The exercise: Write out the records that appear below, verbatim and complete, but without pictures.

Source data:
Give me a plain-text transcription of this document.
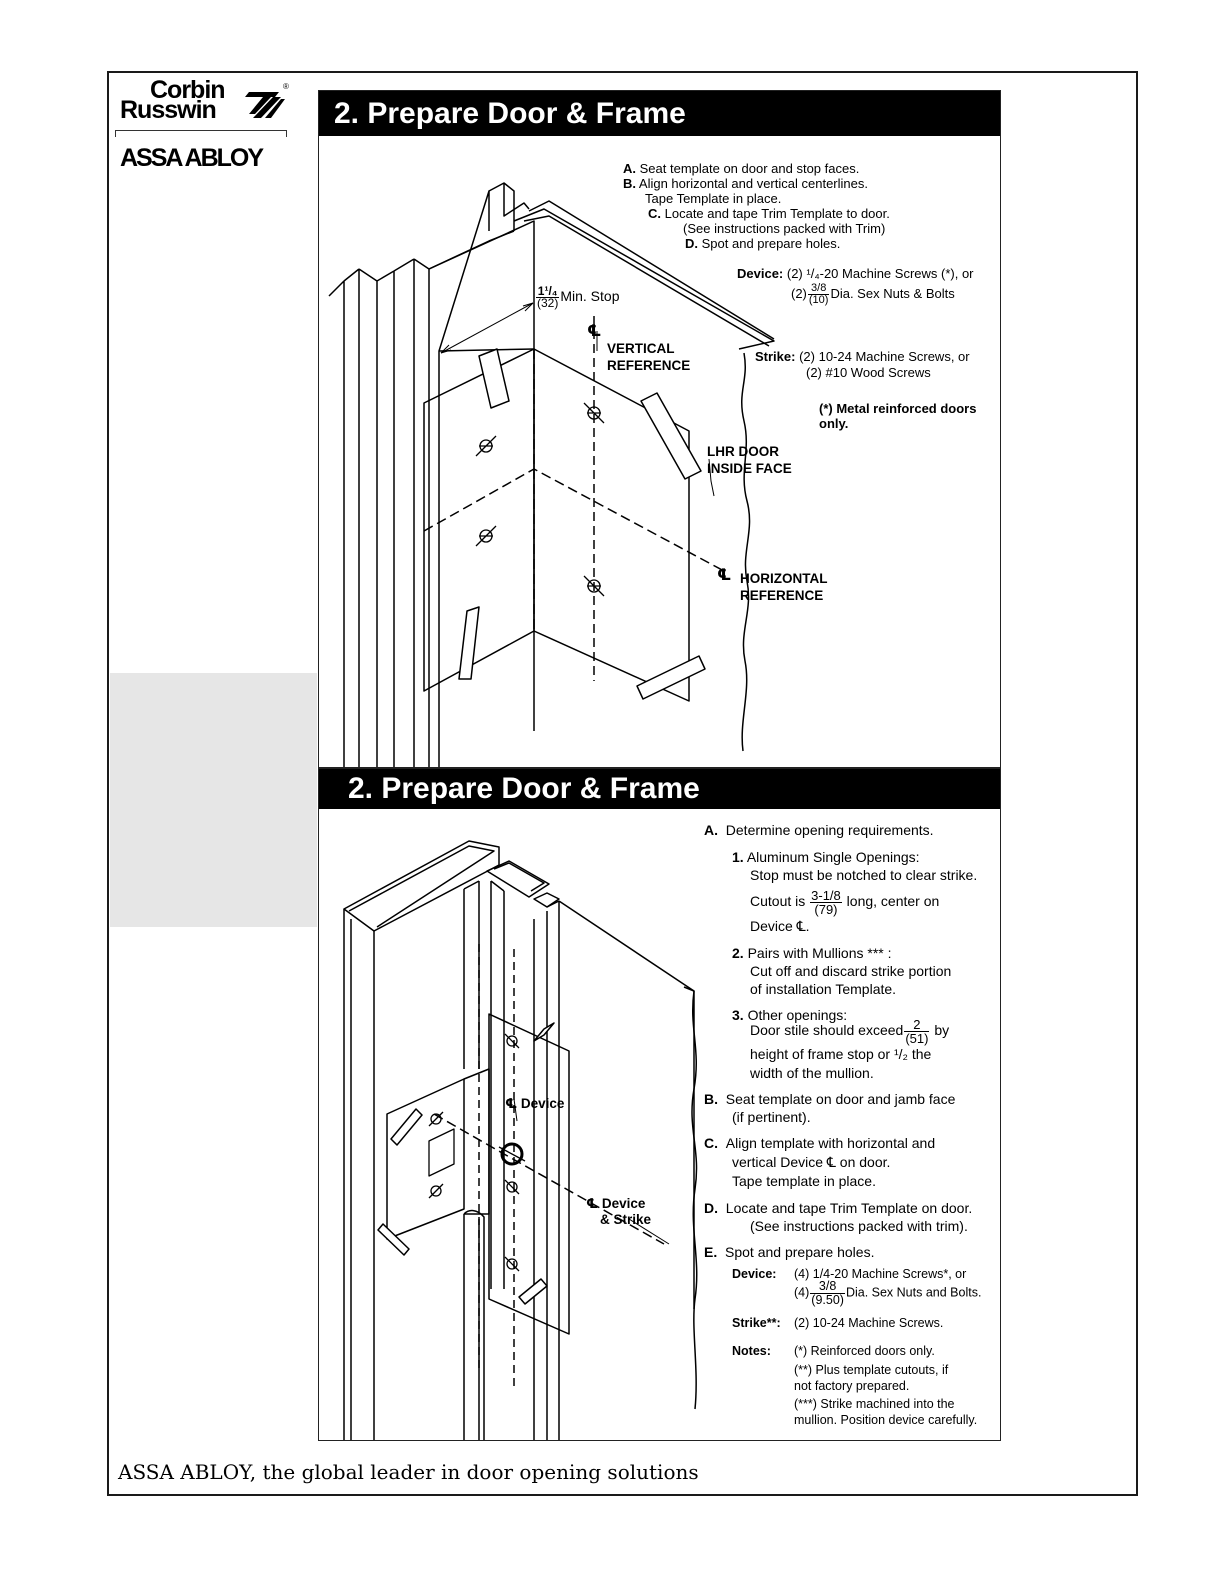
Corbin
Russwin
®
ASSA ABLOY
2. Prepare Door & Frame
A. Seat template on door and stop faces.
B. Align horizontal and vertical centerlines.
Tape Template in place.
C. Locate and tape Trim Template to door.
(See instructions packed with Trim)
D. Spot and prepare holes.
Device: (2) ¹/₄-20 Machine Screws (*), or
$(2) \frac{3/8}{(10)}$ Dia. Sex Nuts & Bolts
Strike: (2) 10-24 Machine Screws, or
(2) #10 Wood Screws
(*) Metal reinforced doors
only.
$\frac{\text{1¹/₄}}{(32)}$ Min. Stop
℄
VERTICAL
REFERENCE
LHR DOOR
INSIDE FACE
℄ HORIZONTAL
REFERENCE
2. Prepare Door & Frame
℄ Device
℄ Device
& Strike
A. Determine opening requirements.
1. Aluminum Single Openings:
Stop must be notched to clear strike.
Cutout is $\frac{3-1/8}{(79)}$ long, center on
Device ℄.
2. Pairs with Mullions *** :
Cut off and discard strike portion
of installation Template.
3. Other openings:
Door stile should exceed $\frac{2}{(51)}$ by
height of frame stop or ¹/₂ the
width of the mullion.
B. Seat template on door and jamb face
(if pertinent).
C. Align template with horizontal and
vertical Device ℄ on door.
Tape template in place.
D. Locate and tape Trim Template on door.
(See instructions packed with trim).
E. Spot and prepare holes.
Device: (4) 1/4-20 Machine Screws*, or
$(4) \frac{3/8}{(9.50)}$ Dia. Sex Nuts and Bolts.
Strike**: (2) 10-24 Machine Screws.
Notes: (*) Reinforced doors only.
(**) Plus template cutouts, if
not factory prepared.
(***) Strike machined into the
mullion. Position device carefully.
ASSA ABLOY, the global leader in door opening solutions
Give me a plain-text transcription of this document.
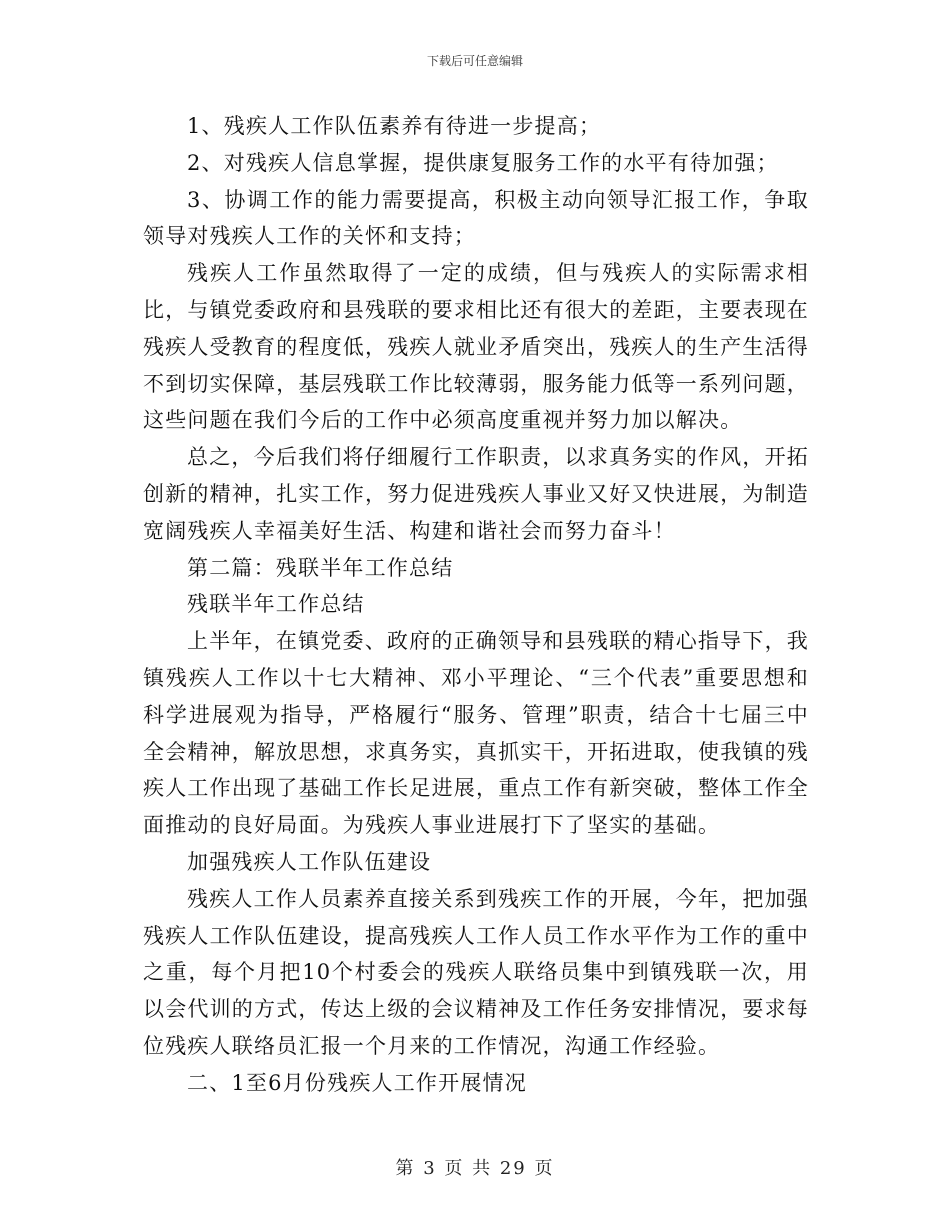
下载后可任意编辑

1、残疾人工作队伍素养有待进一步提高；

2、对残疾人信息掌握，提供康复服务工作的水平有待加强；

3、协调工作的能力需要提高，积极主动向领导汇报工作，争取领导对残疾人工作的关怀和支持；

残疾人工作虽然取得了一定的成绩，但与残疾人的实际需求相比，与镇党委政府和县残联的要求相比还有很大的差距，主要表现在残疾人受教育的程度低，残疾人就业矛盾突出，残疾人的生产生活得不到切实保障，基层残联工作比较薄弱，服务能力低等一系列问题，这些问题在我们今后的工作中必须高度重视并努力加以解决。

总之，今后我们将仔细履行工作职责，以求真务实的作风，开拓创新的精神，扎实工作，努力促进残疾人事业又好又快进展，为制造宽阔残疾人幸福美好生活、构建和谐社会而努力奋斗！

第二篇：残联半年工作总结

残联半年工作总结

上半年，在镇党委、政府的正确领导和县残联的精心指导下，我镇残疾人工作以十七大精神、邓小平理论、“三个代表”重要思想和科学进展观为指导，严格履行“服务、管理”职责，结合十七届三中全会精神，解放思想，求真务实，真抓实干，开拓进取，使我镇的残疾人工作出现了基础工作长足进展，重点工作有新突破，整体工作全面推动的良好局面。为残疾人事业进展打下了坚实的基础。

加强残疾人工作队伍建设

残疾人工作人员素养直接关系到残疾工作的开展，今年，把加强残疾人工作队伍建设，提高残疾人工作人员工作水平作为工作的重中之重，每个月把10个村委会的残疾人联络员集中到镇残联一次，用以会代训的方式，传达上级的会议精神及工作任务安排情况，要求每位残疾人联络员汇报一个月来的工作情况，沟通工作经验。

二、1至6月份残疾人工作开展情况

第 3 页 共 29 页
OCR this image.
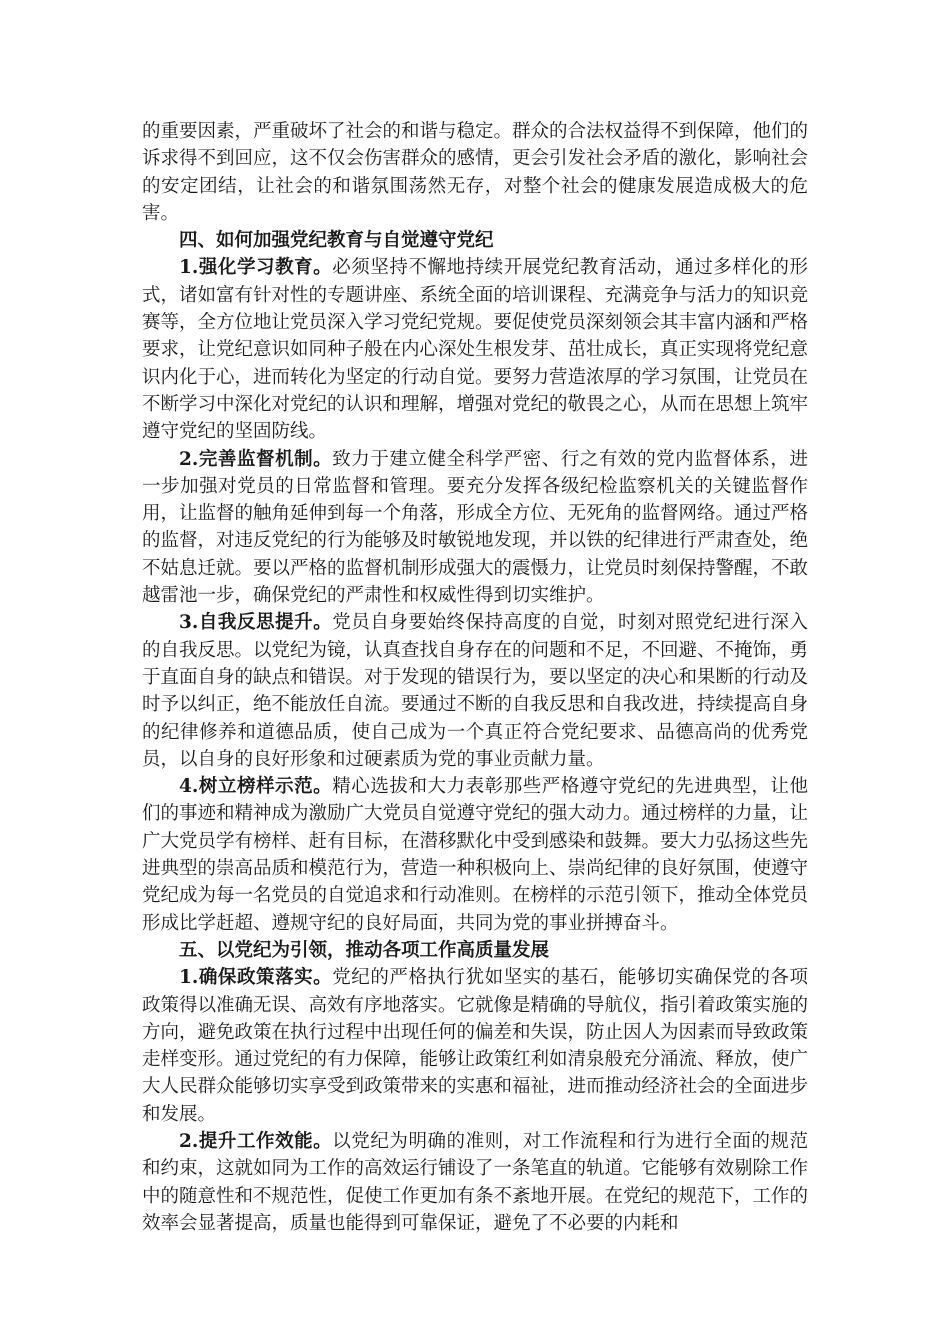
的重要因素，严重破坏了社会的和谐与稳定。群众的合法权益得不到保障，他们的诉求得不到回应，这不仅会伤害群众的感情，更会引发社会矛盾的激化，影响社会的安定团结，让社会的和谐氛围荡然无存，对整个社会的健康发展造成极大的危害。

四、如何加强党纪教育与自觉遵守党纪

1.强化学习教育。必须坚持不懈地持续开展党纪教育活动，通过多样化的形式，诸如富有针对性的专题讲座、系统全面的培训课程、充满竞争与活力的知识竞赛等，全方位地让党员深入学习党纪党规。要促使党员深刻领会其丰富内涵和严格要求，让党纪意识如同种子般在内心深处生根发芽、茁壮成长，真正实现将党纪意识内化于心，进而转化为坚定的行动自觉。要努力营造浓厚的学习氛围，让党员在不断学习中深化对党纪的认识和理解，增强对党纪的敬畏之心，从而在思想上筑牢遵守党纪的坚固防线。

2.完善监督机制。致力于建立健全科学严密、行之有效的党内监督体系，进一步加强对党员的日常监督和管理。要充分发挥各级纪检监察机关的关键监督作用，让监督的触角延伸到每一个角落，形成全方位、无死角的监督网络。通过严格的监督，对违反党纪的行为能够及时敏锐地发现，并以铁的纪律进行严肃查处，绝不姑息迁就。要以严格的监督机制形成强大的震慑力，让党员时刻保持警醒，不敢越雷池一步，确保党纪的严肃性和权威性得到切实维护。

3.自我反思提升。党员自身要始终保持高度的自觉，时刻对照党纪进行深入的自我反思。以党纪为镜，认真查找自身存在的问题和不足，不回避、不掩饰，勇于直面自身的缺点和错误。对于发现的错误行为，要以坚定的决心和果断的行动及时予以纠正，绝不能放任自流。要通过不断的自我反思和自我改进，持续提高自身的纪律修养和道德品质，使自己成为一个真正符合党纪要求、品德高尚的优秀党员，以自身的良好形象和过硬素质为党的事业贡献力量。

4.树立榜样示范。精心选拔和大力表彰那些严格遵守党纪的先进典型，让他们的事迹和精神成为激励广大党员自觉遵守党纪的强大动力。通过榜样的力量，让广大党员学有榜样、赶有目标，在潜移默化中受到感染和鼓舞。要大力弘扬这些先进典型的崇高品质和模范行为，营造一种积极向上、崇尚纪律的良好氛围，使遵守党纪成为每一名党员的自觉追求和行动准则。在榜样的示范引领下，推动全体党员形成比学赶超、遵规守纪的良好局面，共同为党的事业拼搏奋斗。

五、以党纪为引领，推动各项工作高质量发展

1.确保政策落实。党纪的严格执行犹如坚实的基石，能够切实确保党的各项政策得以准确无误、高效有序地落实。它就像是精确的导航仪，指引着政策实施的方向，避免政策在执行过程中出现任何的偏差和失误，防止因人为因素而导致政策走样变形。通过党纪的有力保障，能够让政策红利如清泉般充分涌流、释放，使广大人民群众能够切实享受到政策带来的实惠和福祉，进而推动经济社会的全面进步和发展。

2.提升工作效能。以党纪为明确的准则，对工作流程和行为进行全面的规范和约束，这就如同为工作的高效运行铺设了一条笔直的轨道。它能够有效剔除工作中的随意性和不规范性，促使工作更加有条不紊地开展。在党纪的规范下，工作的效率会显著提高，质量也能得到可靠保证，避免了不必要的内耗和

Solution:
Give me a plain-text transcription of this document.
Corbin
Russwin
®
ASSA ABLOY
2. Prepare Door & Frame
A. Seat template on door and stop faces.
B. Align horizontal and vertical centerlines.
Tape Template in place.
C. Locate and tape Trim Template to door.
(See instructions packed with Trim)
D. Spot and prepare holes.
Device: (2) ¹/₄-20 Machine Screws (*), or
$(2) \frac{3/8}{(10)}$ Dia. Sex Nuts & Bolts
Strike: (2) 10-24 Machine Screws, or
(2) #10 Wood Screws
(*) Metal reinforced doors
only.
$\frac{\text{1¹/₄}}{(32)}$ Min. Stop
℄
VERTICAL
REFERENCE
LHR DOOR
INSIDE FACE
℄ HORIZONTAL
REFERENCE
2. Prepare Door & Frame
℄ Device
℄ Device
& Strike
A. Determine opening requirements.
1. Aluminum Single Openings:
Stop must be notched to clear strike.
Cutout is $\frac{3-1/8}{(79)}$ long, center on
Device ℄.
2. Pairs with Mullions *** :
Cut off and discard strike portion
of installation Template.
3. Other openings:
Door stile should exceed $\frac{2}{(51)}$ by
height of frame stop or ¹/₂ the
width of the mullion.
B. Seat template on door and jamb face
(if pertinent).
C. Align template with horizontal and
vertical Device ℄ on door.
Tape template in place.
D. Locate and tape Trim Template on door.
(See instructions packed with trim).
E. Spot and prepare holes.
Device: (4) 1/4-20 Machine Screws*, or
$(4) \frac{3/8}{(9.50)}$ Dia. Sex Nuts and Bolts.
Strike**: (2) 10-24 Machine Screws.
Notes: (*) Reinforced doors only.
(**) Plus template cutouts, if
not factory prepared.
(***) Strike machined into the
mullion. Position device carefully.
ASSA ABLOY, the global leader in door opening solutions
Give me a plain-text transcription of this document.
下载后可任意编辑

1、残疾人工作队伍素养有待进一步提高；

2、对残疾人信息掌握，提供康复服务工作的水平有待加强；

3、协调工作的能力需要提高，积极主动向领导汇报工作，争取领导对残疾人工作的关怀和支持；

残疾人工作虽然取得了一定的成绩，但与残疾人的实际需求相比，与镇党委政府和县残联的要求相比还有很大的差距，主要表现在残疾人受教育的程度低，残疾人就业矛盾突出，残疾人的生产生活得不到切实保障，基层残联工作比较薄弱，服务能力低等一系列问题，这些问题在我们今后的工作中必须高度重视并努力加以解决。

总之，今后我们将仔细履行工作职责，以求真务实的作风，开拓创新的精神，扎实工作，努力促进残疾人事业又好又快进展，为制造宽阔残疾人幸福美好生活、构建和谐社会而努力奋斗！

第二篇：残联半年工作总结

残联半年工作总结

上半年，在镇党委、政府的正确领导和县残联的精心指导下，我镇残疾人工作以十七大精神、邓小平理论、“三个代表”重要思想和科学进展观为指导，严格履行“服务、管理”职责，结合十七届三中全会精神，解放思想，求真务实，真抓实干，开拓进取，使我镇的残疾人工作出现了基础工作长足进展，重点工作有新突破，整体工作全面推动的良好局面。为残疾人事业进展打下了坚实的基础。

加强残疾人工作队伍建设

残疾人工作人员素养直接关系到残疾工作的开展，今年，把加强残疾人工作队伍建设，提高残疾人工作人员工作水平作为工作的重中之重，每个月把10个村委会的残疾人联络员集中到镇残联一次，用以会代训的方式，传达上级的会议精神及工作任务安排情况，要求每位残疾人联络员汇报一个月来的工作情况，沟通工作经验。

二、1至6月份残疾人工作开展情况

第 3 页 共 29 页
OCR this image.
的重要因素，严重破坏了社会的和谐与稳定。群众的合法权益得不到保障，他们的诉求得不到回应，这不仅会伤害群众的感情，更会引发社会矛盾的激化，影响社会的安定团结，让社会的和谐氛围荡然无存，对整个社会的健康发展造成极大的危害。

四、如何加强党纪教育与自觉遵守党纪

1.强化学习教育。必须坚持不懈地持续开展党纪教育活动，通过多样化的形式，诸如富有针对性的专题讲座、系统全面的培训课程、充满竞争与活力的知识竞赛等，全方位地让党员深入学习党纪党规。要促使党员深刻领会其丰富内涵和严格要求，让党纪意识如同种子般在内心深处生根发芽、茁壮成长，真正实现将党纪意识内化于心，进而转化为坚定的行动自觉。要努力营造浓厚的学习氛围，让党员在不断学习中深化对党纪的认识和理解，增强对党纪的敬畏之心，从而在思想上筑牢遵守党纪的坚固防线。

2.完善监督机制。致力于建立健全科学严密、行之有效的党内监督体系，进一步加强对党员的日常监督和管理。要充分发挥各级纪检监察机关的关键监督作用，让监督的触角延伸到每一个角落，形成全方位、无死角的监督网络。通过严格的监督，对违反党纪的行为能够及时敏锐地发现，并以铁的纪律进行严肃查处，绝不姑息迁就。要以严格的监督机制形成强大的震慑力，让党员时刻保持警醒，不敢越雷池一步，确保党纪的严肃性和权威性得到切实维护。

3.自我反思提升。党员自身要始终保持高度的自觉，时刻对照党纪进行深入的自我反思。以党纪为镜，认真查找自身存在的问题和不足，不回避、不掩饰，勇于直面自身的缺点和错误。对于发现的错误行为，要以坚定的决心和果断的行动及时予以纠正，绝不能放任自流。要通过不断的自我反思和自我改进，持续提高自身的纪律修养和道德品质，使自己成为一个真正符合党纪要求、品德高尚的优秀党员，以自身的良好形象和过硬素质为党的事业贡献力量。

4.树立榜样示范。精心选拔和大力表彰那些严格遵守党纪的先进典型，让他们的事迹和精神成为激励广大党员自觉遵守党纪的强大动力。通过榜样的力量，让广大党员学有榜样、赶有目标，在潜移默化中受到感染和鼓舞。要大力弘扬这些先进典型的崇高品质和模范行为，营造一种积极向上、崇尚纪律的良好氛围，使遵守党纪成为每一名党员的自觉追求和行动准则。在榜样的示范引领下，推动全体党员形成比学赶超、遵规守纪的良好局面，共同为党的事业拼搏奋斗。

五、以党纪为引领，推动各项工作高质量发展

1.确保政策落实。党纪的严格执行犹如坚实的基石，能够切实确保党的各项政策得以准确无误、高效有序地落实。它就像是精确的导航仪，指引着政策实施的方向，避免政策在执行过程中出现任何的偏差和失误，防止因人为因素而导致政策走样变形。通过党纪的有力保障，能够让政策红利如清泉般充分涌流、释放，使广大人民群众能够切实享受到政策带来的实惠和福祉，进而推动经济社会的全面进步和发展。

2.提升工作效能。以党纪为明确的准则，对工作流程和行为进行全面的规范和约束，这就如同为工作的高效运行铺设了一条笔直的轨道。它能够有效剔除工作中的随意性和不规范性，促使工作更加有条不紊地开展。在党纪的规范下，工作的效率会显著提高，质量也能得到可靠保证，避免了不必要的内耗和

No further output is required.